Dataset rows

-- START --

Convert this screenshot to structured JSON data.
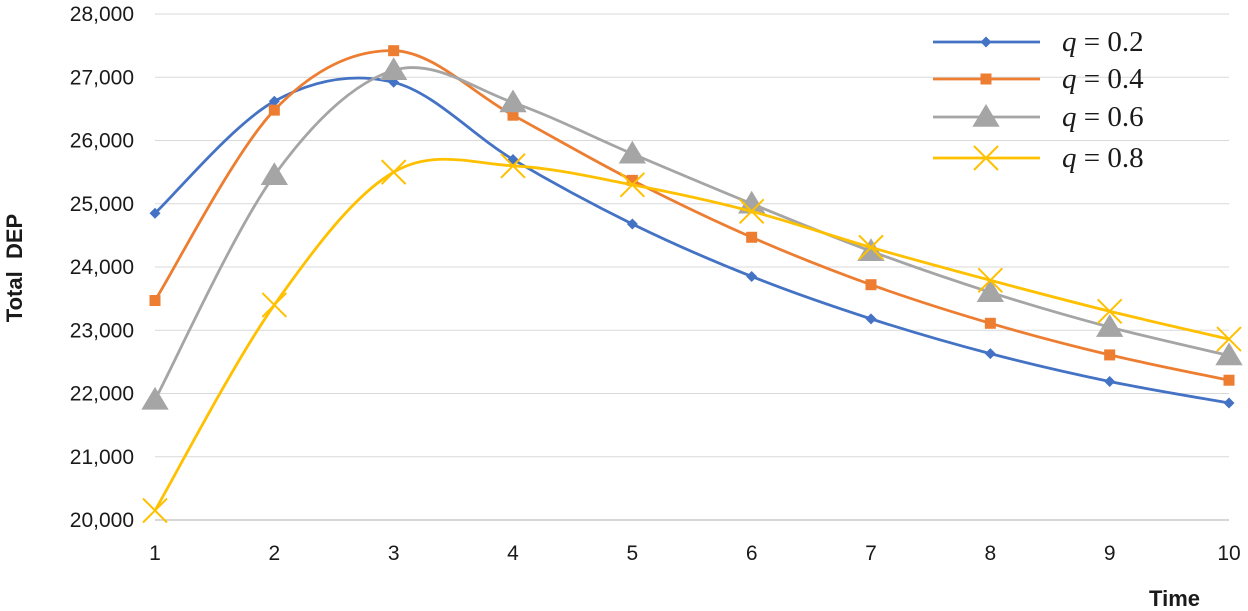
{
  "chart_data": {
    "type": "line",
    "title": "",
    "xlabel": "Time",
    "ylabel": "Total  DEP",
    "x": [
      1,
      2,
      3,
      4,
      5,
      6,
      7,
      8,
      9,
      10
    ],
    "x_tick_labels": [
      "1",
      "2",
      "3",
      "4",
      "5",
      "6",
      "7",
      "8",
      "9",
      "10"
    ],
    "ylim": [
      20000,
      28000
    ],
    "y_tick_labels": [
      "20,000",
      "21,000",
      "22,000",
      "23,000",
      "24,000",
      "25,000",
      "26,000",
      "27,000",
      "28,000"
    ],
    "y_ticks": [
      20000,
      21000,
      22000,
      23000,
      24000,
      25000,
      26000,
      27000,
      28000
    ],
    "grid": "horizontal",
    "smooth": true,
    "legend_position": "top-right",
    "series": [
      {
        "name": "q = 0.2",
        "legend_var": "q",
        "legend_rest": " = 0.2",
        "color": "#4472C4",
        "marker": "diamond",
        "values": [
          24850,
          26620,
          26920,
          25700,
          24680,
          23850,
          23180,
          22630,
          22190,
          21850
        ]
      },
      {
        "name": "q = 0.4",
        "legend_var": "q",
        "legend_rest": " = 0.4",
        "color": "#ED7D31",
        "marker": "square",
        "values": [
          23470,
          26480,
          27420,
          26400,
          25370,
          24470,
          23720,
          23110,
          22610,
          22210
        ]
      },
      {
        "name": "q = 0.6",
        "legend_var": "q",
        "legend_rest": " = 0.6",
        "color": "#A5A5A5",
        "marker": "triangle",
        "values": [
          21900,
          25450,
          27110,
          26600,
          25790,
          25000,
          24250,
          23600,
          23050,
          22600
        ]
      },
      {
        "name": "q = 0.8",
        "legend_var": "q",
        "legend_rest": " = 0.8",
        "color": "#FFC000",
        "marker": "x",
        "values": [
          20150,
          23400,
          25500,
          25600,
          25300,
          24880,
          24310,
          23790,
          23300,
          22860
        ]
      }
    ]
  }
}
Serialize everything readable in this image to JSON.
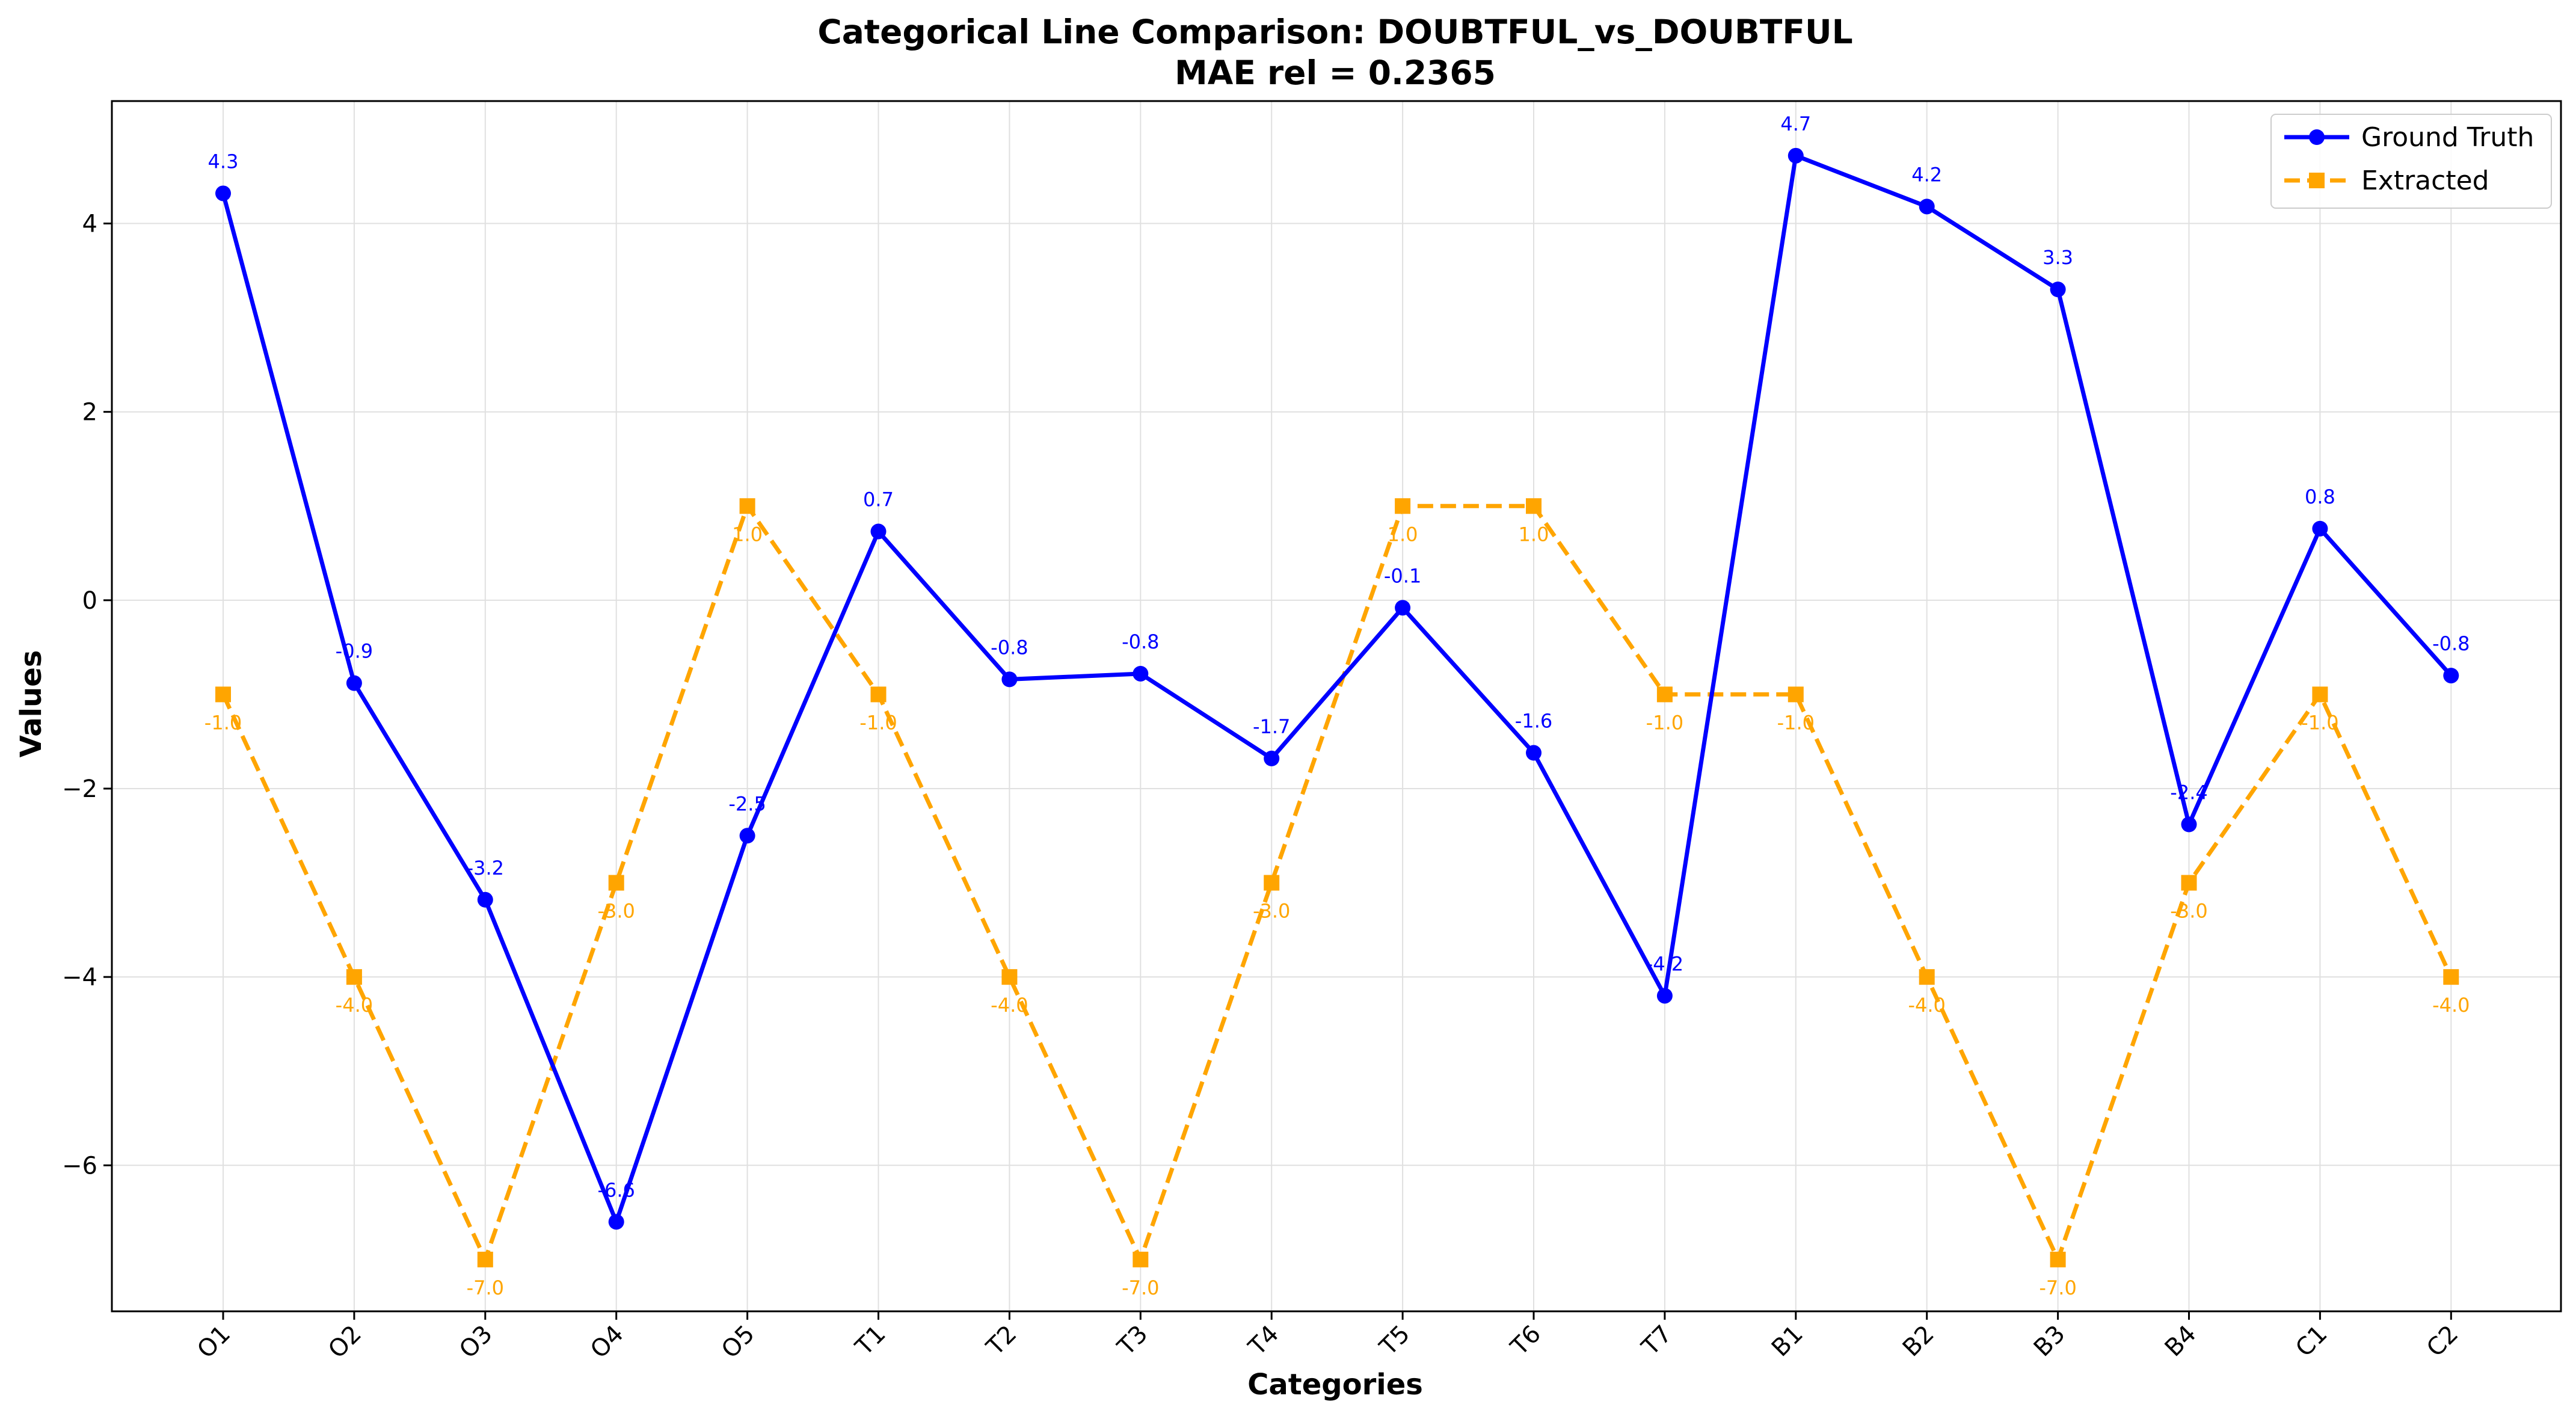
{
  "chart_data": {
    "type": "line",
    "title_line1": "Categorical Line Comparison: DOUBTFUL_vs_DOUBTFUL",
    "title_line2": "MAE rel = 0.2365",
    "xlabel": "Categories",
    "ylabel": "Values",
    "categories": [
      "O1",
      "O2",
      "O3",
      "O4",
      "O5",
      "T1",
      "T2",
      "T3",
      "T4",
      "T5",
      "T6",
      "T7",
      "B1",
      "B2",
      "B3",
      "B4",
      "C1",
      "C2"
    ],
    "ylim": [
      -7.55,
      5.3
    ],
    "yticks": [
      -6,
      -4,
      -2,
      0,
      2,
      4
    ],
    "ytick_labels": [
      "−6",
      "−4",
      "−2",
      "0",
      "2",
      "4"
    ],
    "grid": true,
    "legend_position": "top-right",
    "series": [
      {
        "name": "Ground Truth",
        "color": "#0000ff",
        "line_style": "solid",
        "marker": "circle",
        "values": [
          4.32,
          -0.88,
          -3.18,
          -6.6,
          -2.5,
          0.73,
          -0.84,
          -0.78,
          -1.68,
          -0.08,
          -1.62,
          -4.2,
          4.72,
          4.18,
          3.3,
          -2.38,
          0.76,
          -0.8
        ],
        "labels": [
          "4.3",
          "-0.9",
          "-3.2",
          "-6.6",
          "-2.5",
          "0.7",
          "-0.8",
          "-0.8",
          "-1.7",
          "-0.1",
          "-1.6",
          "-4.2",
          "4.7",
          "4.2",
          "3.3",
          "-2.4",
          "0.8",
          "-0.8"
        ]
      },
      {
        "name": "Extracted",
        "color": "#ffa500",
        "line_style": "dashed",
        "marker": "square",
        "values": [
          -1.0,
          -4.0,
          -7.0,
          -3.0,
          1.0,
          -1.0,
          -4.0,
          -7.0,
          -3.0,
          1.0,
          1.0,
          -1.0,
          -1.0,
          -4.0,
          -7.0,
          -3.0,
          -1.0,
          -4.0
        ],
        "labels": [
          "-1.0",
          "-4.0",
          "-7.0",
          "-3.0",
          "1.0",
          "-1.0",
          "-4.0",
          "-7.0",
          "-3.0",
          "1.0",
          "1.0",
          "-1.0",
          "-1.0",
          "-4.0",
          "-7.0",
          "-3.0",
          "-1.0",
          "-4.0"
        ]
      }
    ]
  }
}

-- END --
-- START --

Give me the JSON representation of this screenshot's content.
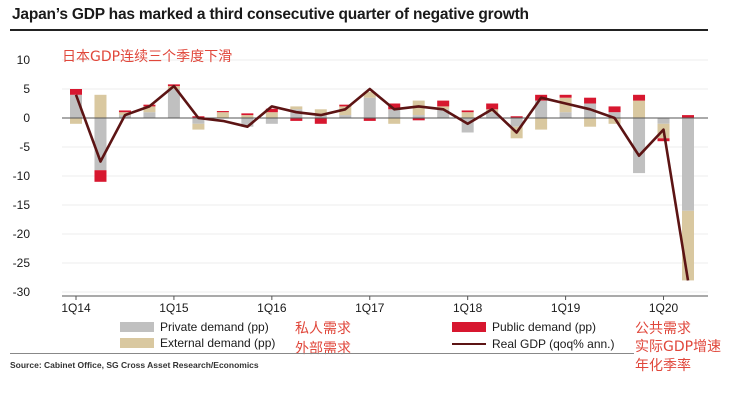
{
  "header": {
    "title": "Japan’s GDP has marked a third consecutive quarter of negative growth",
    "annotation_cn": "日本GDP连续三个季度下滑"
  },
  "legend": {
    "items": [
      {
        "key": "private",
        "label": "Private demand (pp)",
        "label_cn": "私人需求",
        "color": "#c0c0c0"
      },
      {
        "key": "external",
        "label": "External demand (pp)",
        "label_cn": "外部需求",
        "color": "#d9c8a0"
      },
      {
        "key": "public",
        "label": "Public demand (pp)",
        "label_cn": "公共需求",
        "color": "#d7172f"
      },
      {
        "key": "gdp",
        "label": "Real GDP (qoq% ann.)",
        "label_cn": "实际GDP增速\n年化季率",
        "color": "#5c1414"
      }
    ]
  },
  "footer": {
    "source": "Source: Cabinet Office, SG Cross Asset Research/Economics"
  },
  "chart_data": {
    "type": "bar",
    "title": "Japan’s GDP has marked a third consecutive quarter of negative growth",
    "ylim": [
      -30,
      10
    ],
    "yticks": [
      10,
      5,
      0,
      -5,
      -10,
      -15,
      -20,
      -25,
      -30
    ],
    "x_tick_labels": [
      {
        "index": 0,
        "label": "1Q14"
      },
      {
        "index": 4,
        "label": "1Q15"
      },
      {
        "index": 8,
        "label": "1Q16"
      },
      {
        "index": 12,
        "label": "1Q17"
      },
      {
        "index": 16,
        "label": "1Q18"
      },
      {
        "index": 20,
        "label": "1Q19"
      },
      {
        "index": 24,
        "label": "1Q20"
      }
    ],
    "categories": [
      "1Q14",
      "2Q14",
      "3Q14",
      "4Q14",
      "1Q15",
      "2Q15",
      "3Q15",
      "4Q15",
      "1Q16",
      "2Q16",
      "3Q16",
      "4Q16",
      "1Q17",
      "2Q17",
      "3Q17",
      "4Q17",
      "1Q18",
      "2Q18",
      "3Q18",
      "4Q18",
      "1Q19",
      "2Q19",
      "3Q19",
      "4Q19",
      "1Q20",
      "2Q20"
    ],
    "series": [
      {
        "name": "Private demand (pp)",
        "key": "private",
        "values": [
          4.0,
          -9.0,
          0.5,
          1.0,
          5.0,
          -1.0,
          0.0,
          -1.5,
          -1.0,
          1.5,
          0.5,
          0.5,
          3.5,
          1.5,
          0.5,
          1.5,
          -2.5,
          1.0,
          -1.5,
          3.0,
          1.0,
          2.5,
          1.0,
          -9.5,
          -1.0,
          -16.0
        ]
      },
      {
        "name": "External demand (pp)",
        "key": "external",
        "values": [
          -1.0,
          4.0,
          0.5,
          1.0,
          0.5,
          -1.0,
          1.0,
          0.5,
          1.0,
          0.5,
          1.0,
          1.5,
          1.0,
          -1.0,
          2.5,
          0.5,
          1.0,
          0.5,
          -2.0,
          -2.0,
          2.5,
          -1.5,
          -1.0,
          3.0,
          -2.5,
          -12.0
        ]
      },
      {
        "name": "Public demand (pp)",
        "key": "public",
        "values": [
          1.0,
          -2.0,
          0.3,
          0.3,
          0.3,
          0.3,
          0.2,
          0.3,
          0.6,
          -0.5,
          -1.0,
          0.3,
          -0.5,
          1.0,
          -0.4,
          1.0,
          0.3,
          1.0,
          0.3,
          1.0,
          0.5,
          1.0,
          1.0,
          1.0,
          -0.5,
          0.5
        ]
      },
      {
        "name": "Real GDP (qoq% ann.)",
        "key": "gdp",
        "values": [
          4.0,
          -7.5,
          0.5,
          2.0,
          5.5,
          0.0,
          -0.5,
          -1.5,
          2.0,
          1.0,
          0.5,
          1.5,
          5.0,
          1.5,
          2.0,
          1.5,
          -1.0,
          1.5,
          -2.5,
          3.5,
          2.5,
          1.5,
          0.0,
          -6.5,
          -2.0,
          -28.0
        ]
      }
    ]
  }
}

-- END --

Using the records above, copy every line that has the word "marker" in it.

Solution for this exercise:
        "marker": "diamond",
        "marker": "square",
        "marker": "triangle",
        "marker": "x",
        "marker": "circle",
        "marker": "square",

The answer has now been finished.